Direction>
Filter this data down to the lines that hold "marker", and copy them.

Material for this exercise>
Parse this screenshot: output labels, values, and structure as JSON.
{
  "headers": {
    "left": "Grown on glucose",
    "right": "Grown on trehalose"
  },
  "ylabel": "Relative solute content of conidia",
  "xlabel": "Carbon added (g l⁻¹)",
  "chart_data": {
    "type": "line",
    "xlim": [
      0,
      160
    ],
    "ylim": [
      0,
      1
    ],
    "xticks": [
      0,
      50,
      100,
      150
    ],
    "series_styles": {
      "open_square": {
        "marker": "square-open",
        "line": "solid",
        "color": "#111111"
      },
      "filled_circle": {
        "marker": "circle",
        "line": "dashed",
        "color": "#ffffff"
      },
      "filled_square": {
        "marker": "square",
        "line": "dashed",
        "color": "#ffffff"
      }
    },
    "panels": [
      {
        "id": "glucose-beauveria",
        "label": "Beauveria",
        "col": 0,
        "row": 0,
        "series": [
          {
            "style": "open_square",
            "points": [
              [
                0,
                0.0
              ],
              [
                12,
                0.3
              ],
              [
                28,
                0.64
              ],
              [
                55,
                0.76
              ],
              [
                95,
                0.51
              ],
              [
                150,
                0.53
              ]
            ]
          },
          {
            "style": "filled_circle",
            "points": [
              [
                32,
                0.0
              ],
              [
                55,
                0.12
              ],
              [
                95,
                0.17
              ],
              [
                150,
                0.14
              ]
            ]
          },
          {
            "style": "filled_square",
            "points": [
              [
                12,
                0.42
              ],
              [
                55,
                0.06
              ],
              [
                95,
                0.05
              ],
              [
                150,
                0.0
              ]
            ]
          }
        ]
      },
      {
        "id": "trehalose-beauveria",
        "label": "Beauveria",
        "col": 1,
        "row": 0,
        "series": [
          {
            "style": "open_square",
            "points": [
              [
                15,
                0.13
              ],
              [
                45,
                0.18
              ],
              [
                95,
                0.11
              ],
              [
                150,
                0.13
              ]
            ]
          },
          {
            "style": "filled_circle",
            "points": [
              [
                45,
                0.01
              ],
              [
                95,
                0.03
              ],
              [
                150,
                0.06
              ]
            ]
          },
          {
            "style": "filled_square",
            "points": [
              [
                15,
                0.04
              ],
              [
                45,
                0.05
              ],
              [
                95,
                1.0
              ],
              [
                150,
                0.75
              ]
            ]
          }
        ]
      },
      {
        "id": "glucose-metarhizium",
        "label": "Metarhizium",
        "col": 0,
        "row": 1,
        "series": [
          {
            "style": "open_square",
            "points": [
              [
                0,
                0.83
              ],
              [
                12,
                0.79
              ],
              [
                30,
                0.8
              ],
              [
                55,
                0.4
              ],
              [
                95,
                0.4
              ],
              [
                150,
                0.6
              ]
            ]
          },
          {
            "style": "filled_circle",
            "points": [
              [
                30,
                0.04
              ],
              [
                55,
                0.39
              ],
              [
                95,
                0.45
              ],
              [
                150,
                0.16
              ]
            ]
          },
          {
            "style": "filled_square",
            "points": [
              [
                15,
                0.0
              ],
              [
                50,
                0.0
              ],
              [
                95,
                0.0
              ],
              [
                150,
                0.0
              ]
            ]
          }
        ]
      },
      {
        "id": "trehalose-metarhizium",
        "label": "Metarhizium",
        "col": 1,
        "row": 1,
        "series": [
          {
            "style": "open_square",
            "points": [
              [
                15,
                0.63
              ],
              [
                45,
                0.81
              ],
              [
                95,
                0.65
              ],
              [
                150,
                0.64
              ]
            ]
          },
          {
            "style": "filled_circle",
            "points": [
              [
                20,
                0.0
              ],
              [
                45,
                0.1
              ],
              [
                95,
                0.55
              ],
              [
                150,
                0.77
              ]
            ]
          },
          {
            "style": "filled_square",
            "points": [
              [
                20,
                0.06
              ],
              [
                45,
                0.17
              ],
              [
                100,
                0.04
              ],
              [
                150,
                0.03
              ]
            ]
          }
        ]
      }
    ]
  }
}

Result>
        "marker": "square-open",
        "marker": "circle",
        "marker": "square",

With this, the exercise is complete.